— start DATA EXCERPTS —

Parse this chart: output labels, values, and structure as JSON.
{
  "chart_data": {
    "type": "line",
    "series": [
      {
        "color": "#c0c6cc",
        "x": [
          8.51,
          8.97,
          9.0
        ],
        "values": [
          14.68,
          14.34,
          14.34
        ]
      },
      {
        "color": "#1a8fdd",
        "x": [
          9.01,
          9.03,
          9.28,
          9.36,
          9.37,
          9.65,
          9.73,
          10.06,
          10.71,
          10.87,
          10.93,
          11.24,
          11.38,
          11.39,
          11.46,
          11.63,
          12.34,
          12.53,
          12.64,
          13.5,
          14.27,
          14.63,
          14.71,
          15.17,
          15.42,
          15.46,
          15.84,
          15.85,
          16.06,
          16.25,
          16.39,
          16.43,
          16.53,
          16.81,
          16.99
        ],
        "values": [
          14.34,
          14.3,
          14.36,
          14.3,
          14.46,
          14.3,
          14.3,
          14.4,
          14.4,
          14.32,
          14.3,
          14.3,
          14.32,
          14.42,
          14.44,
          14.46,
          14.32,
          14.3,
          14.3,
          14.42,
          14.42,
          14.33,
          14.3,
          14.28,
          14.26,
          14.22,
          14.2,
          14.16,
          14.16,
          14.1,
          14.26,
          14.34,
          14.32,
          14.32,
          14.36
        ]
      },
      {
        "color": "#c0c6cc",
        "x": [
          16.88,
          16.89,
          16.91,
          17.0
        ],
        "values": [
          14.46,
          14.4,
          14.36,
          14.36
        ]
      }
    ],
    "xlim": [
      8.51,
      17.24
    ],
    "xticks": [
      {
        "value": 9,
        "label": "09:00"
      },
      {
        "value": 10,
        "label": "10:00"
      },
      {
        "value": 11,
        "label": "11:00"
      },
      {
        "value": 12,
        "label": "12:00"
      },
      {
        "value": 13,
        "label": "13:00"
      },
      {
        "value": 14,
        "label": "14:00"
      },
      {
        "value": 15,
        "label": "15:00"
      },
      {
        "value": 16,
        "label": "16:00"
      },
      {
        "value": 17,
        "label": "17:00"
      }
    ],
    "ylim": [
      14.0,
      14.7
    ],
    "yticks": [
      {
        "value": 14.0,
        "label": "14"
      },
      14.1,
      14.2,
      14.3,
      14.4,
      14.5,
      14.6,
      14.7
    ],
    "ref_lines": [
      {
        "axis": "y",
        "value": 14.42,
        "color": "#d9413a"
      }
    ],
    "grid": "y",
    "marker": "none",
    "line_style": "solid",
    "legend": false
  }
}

— end DATA EXCERPTS —

Report how many lines in the records above contain the word "color", giving only the number.

• EXERCISE ANSWER:
4